======== RECORDS FOR THE TASK ========

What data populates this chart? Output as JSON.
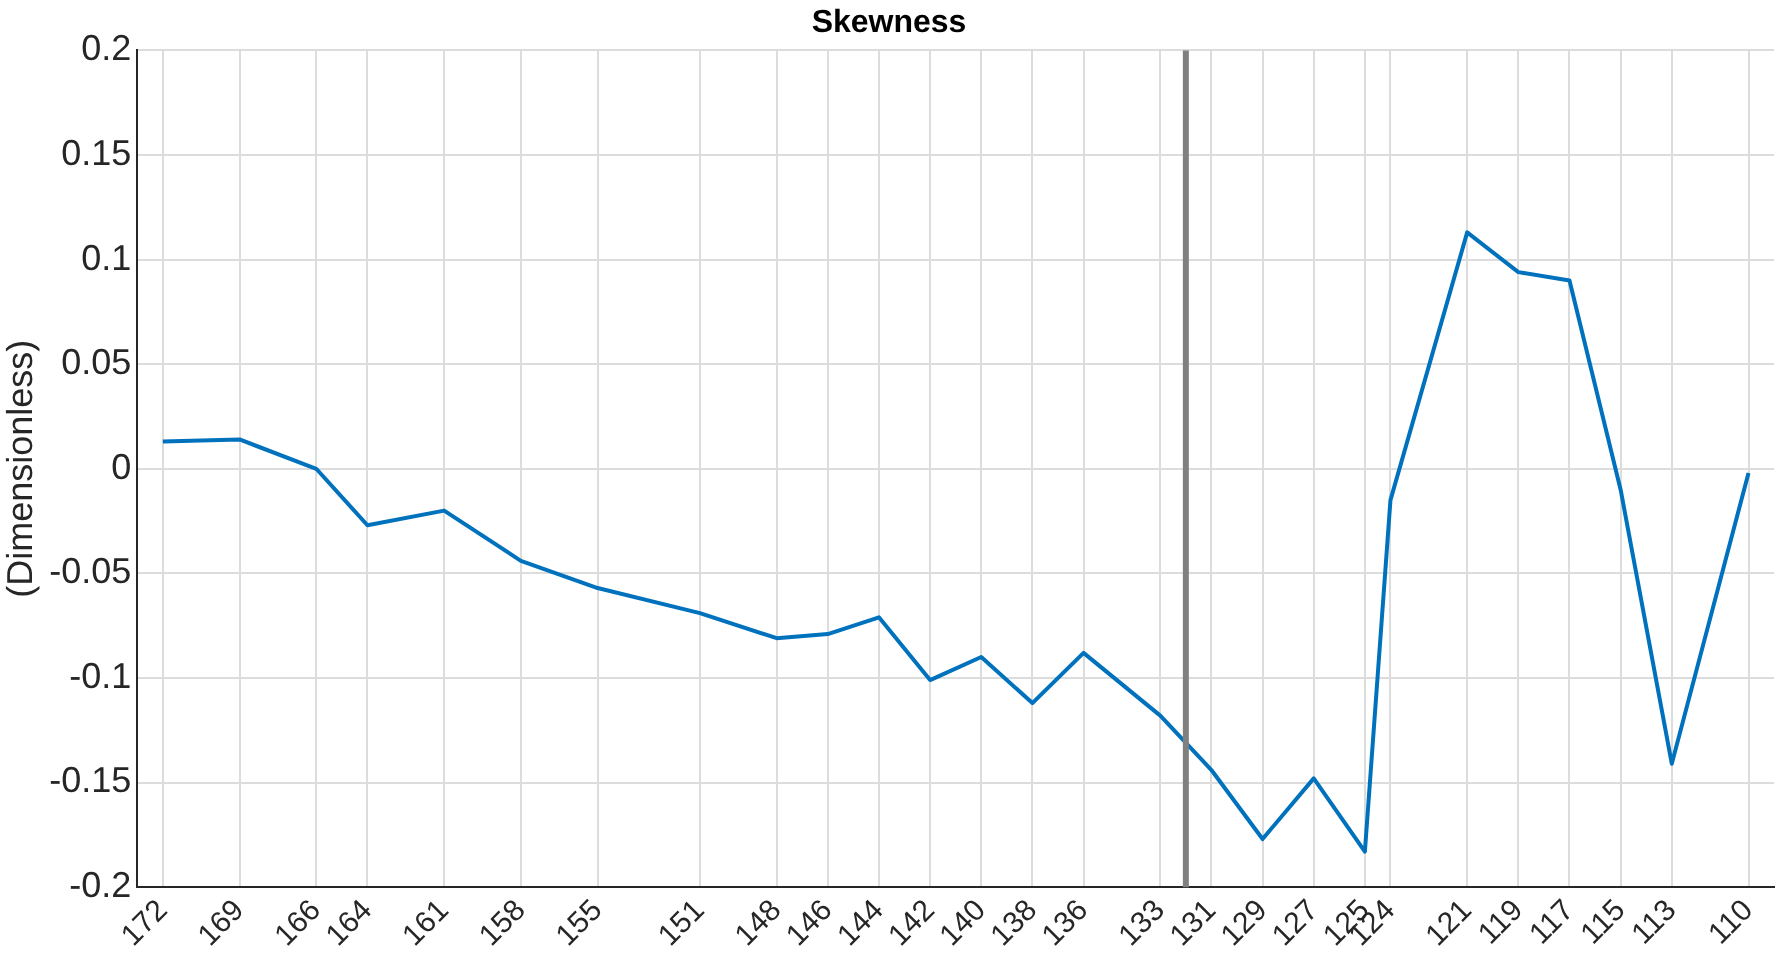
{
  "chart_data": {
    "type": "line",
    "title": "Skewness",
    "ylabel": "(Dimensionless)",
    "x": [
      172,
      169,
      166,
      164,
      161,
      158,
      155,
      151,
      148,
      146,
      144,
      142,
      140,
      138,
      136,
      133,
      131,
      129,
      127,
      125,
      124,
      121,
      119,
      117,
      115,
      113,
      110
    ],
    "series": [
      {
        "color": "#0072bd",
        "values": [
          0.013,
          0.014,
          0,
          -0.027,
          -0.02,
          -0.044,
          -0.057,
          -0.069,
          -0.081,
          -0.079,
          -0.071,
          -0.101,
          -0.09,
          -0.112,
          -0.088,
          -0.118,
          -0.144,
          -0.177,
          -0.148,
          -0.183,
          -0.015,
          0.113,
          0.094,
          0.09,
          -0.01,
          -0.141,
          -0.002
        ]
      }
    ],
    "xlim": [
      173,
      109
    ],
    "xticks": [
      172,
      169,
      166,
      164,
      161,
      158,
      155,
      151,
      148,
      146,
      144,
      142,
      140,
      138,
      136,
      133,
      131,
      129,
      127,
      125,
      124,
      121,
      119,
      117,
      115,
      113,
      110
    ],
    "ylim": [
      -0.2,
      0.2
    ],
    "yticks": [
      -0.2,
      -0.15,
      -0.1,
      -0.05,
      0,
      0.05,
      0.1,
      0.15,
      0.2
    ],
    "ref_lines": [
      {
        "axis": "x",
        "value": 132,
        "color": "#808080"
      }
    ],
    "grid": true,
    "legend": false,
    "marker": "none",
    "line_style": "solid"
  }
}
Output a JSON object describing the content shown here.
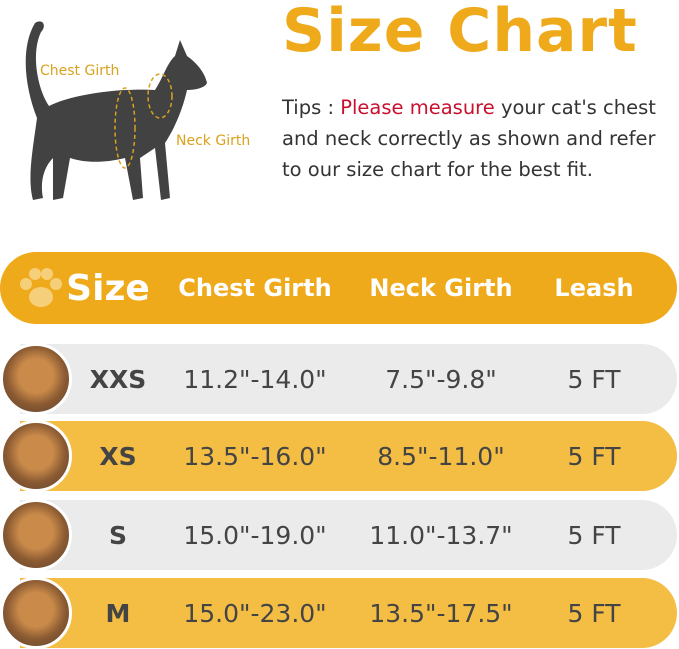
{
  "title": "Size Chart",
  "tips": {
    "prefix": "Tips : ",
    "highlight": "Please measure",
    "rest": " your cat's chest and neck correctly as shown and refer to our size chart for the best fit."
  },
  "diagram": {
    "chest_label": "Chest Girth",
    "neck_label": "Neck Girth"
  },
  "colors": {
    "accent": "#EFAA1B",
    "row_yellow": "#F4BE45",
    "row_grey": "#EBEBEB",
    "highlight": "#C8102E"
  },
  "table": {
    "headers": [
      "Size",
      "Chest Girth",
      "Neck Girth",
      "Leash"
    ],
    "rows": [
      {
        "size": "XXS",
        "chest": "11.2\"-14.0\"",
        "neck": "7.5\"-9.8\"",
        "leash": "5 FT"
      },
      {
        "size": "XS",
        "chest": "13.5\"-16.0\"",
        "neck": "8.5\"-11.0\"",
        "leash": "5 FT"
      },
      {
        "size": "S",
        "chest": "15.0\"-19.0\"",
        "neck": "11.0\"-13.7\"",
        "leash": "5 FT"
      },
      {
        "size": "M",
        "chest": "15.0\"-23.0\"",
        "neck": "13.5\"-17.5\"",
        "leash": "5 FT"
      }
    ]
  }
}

========

> **REQUIRED TASK**
Every entry must be reproduced exactly, with the images left out.

> **ANSWER TO THE TASK**
What data populates this chart? Output as JSON.
{
  "chart_data": {
    "type": "line",
    "title": "Skewness",
    "ylabel": "(Dimensionless)",
    "x": [
      172,
      169,
      166,
      164,
      161,
      158,
      155,
      151,
      148,
      146,
      144,
      142,
      140,
      138,
      136,
      133,
      131,
      129,
      127,
      125,
      124,
      121,
      119,
      117,
      115,
      113,
      110
    ],
    "series": [
      {
        "color": "#0072bd",
        "values": [
          0.013,
          0.014,
          0,
          -0.027,
          -0.02,
          -0.044,
          -0.057,
          -0.069,
          -0.081,
          -0.079,
          -0.071,
          -0.101,
          -0.09,
          -0.112,
          -0.088,
          -0.118,
          -0.144,
          -0.177,
          -0.148,
          -0.183,
          -0.015,
          0.113,
          0.094,
          0.09,
          -0.01,
          -0.141,
          -0.002
        ]
      }
    ],
    "xlim": [
      173,
      109
    ],
    "xticks": [
      172,
      169,
      166,
      164,
      161,
      158,
      155,
      151,
      148,
      146,
      144,
      142,
      140,
      138,
      136,
      133,
      131,
      129,
      127,
      125,
      124,
      121,
      119,
      117,
      115,
      113,
      110
    ],
    "ylim": [
      -0.2,
      0.2
    ],
    "yticks": [
      -0.2,
      -0.15,
      -0.1,
      -0.05,
      0,
      0.05,
      0.1,
      0.15,
      0.2
    ],
    "ref_lines": [
      {
        "axis": "x",
        "value": 132,
        "color": "#808080"
      }
    ],
    "grid": true,
    "legend": false,
    "marker": "none",
    "line_style": "solid"
  }
}
Output a JSON object describing the content shown here.
{
  "title": "Size Chart",
  "tips": {
    "prefix": "Tips : ",
    "highlight": "Please measure",
    "rest": " your cat's chest and neck correctly as shown and refer to our size chart for the best fit."
  },
  "diagram": {
    "chest_label": "Chest Girth",
    "neck_label": "Neck Girth"
  },
  "colors": {
    "accent": "#EFAA1B",
    "row_yellow": "#F4BE45",
    "row_grey": "#EBEBEB",
    "highlight": "#C8102E"
  },
  "table": {
    "headers": [
      "Size",
      "Chest Girth",
      "Neck Girth",
      "Leash"
    ],
    "rows": [
      {
        "size": "XXS",
        "chest": "11.2\"-14.0\"",
        "neck": "7.5\"-9.8\"",
        "leash": "5 FT"
      },
      {
        "size": "XS",
        "chest": "13.5\"-16.0\"",
        "neck": "8.5\"-11.0\"",
        "leash": "5 FT"
      },
      {
        "size": "S",
        "chest": "15.0\"-19.0\"",
        "neck": "11.0\"-13.7\"",
        "leash": "5 FT"
      },
      {
        "size": "M",
        "chest": "15.0\"-23.0\"",
        "neck": "13.5\"-17.5\"",
        "leash": "5 FT"
      }
    ]
  }
}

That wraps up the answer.